Which version of FreeBSD? :-)

>(1) mmap doesn't seem to work for extending a file.  Here's a sample:

>------------------------------------------
>#include <stdio.h>
>#include <sys/mman.h>
>#include <sys/file.h>

>main()
>{
>  int fd = open("newfile", O_RDWR|O_CREAT|O_EXCL, 0660);
>  char *buf = mmap(NULL, 100, PROT_WRITE, MAP_SHARED, fd, 0);
>  printf("%lx\n", buf);
>  strcpy(buf, "hi!");
>}
>------------------------------------------

>This test program dies when trying to do the strcpy.  What we're
>trying to do is create a file using mmap() instead of write().
>(This is in BSDI too.)

I don't know much about mmap.  This still seems to be broken.  It works if
the file already exists and is nonempty and is opened in non-exclusive
mode.  I tried a file of length 512.  Setting buf[4095] to 1 didn't trap
but the file wasn't extended.  Setting buf[4096] to 1 trapped.

>(2) there seems to be some bad interation between setgid and setgroups.

= Directives =
a) Answer these about the mmap message above, one answer per line, marked the same way:
(i) What file name does the sample program open?
(ii) Which call does the test program die on?
(iii) What file length did the reply's author try?
b) Retype the mmap message above from "I don't know" up to and including "setgid and setgroups.".

= Data entries =

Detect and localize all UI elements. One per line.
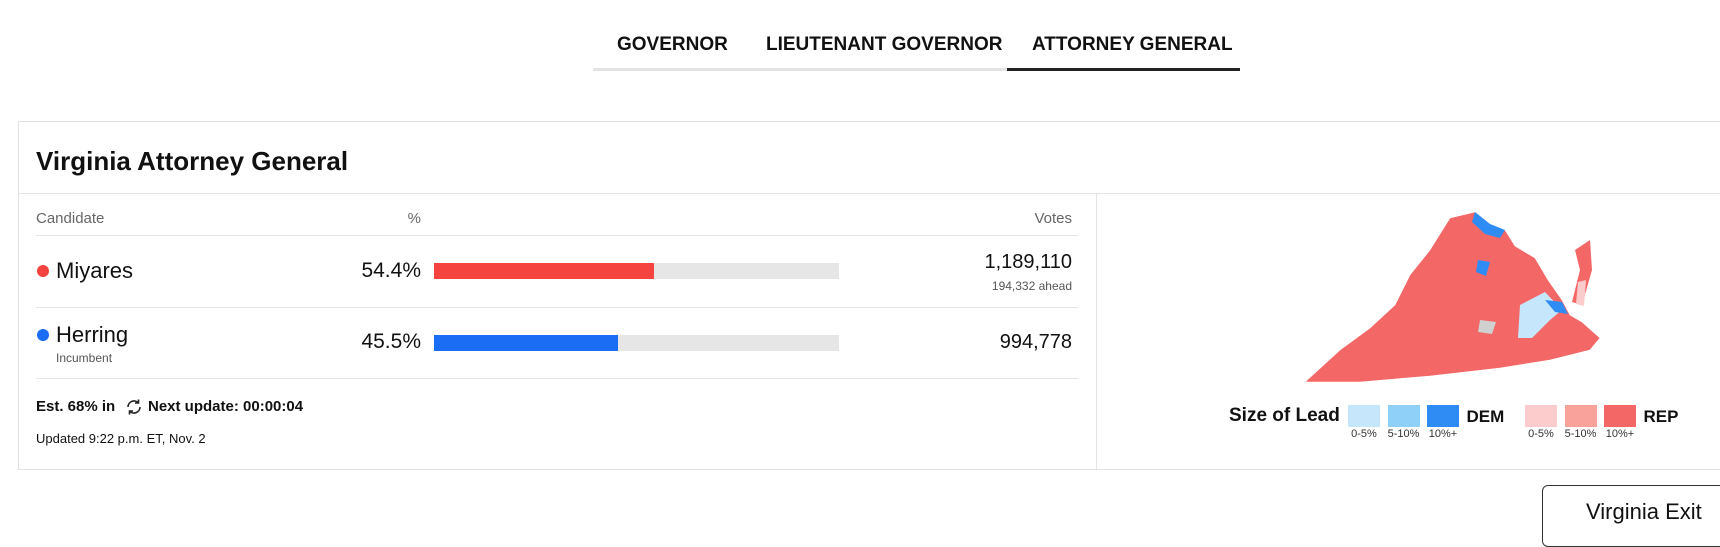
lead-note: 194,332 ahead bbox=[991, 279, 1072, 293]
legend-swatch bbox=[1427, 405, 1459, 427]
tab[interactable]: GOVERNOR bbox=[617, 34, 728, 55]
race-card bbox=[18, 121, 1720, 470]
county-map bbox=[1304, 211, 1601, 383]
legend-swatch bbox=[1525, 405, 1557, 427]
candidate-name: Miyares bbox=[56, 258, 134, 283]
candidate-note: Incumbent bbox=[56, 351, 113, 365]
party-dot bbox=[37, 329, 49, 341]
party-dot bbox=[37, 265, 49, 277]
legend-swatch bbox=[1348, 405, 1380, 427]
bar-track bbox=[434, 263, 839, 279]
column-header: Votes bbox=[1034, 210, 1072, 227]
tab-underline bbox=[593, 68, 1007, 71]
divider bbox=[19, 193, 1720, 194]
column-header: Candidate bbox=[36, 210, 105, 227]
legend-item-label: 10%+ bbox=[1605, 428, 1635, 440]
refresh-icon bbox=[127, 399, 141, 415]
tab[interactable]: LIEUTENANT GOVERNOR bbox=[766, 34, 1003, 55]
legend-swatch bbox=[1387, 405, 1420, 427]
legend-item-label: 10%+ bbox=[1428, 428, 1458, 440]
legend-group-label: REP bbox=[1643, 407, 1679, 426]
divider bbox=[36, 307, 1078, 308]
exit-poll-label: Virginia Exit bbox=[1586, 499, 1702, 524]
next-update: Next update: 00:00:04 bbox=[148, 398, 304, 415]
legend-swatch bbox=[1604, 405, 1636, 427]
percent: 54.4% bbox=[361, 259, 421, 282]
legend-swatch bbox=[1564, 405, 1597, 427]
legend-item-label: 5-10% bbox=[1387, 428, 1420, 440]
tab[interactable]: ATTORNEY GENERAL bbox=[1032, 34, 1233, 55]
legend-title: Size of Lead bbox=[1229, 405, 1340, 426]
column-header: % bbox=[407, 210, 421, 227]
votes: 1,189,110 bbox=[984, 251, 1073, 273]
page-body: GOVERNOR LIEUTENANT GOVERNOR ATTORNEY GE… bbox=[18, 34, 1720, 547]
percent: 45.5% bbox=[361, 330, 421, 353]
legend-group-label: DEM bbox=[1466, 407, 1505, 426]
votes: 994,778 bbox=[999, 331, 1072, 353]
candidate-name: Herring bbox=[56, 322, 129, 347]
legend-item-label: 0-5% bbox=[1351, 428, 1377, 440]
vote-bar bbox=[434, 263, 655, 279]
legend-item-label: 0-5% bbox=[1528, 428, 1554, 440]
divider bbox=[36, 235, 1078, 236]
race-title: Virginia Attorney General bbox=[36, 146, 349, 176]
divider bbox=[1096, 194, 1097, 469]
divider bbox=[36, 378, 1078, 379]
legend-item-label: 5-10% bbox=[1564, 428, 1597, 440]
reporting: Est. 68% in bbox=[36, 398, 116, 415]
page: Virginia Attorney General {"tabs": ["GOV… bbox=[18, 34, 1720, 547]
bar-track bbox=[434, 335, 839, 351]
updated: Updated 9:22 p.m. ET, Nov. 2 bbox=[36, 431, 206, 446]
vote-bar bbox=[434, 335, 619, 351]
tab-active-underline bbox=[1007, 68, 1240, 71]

= Answers given =
a)
(i) "newfile"
(ii) strcpy
(iii) 512

b)
I don't know much about mmap.  This still seems to be broken.  It works if
the file already exists and is nonempty and is opened in non-exclusive
mode.  I tried a file of length 512.  Setting buf[4095] to 1 didn't trap
but the file wasn't extended.  Setting buf[4096] to 1 trapped.

>(2) there seems to be some bad interation between setgid and setgroups.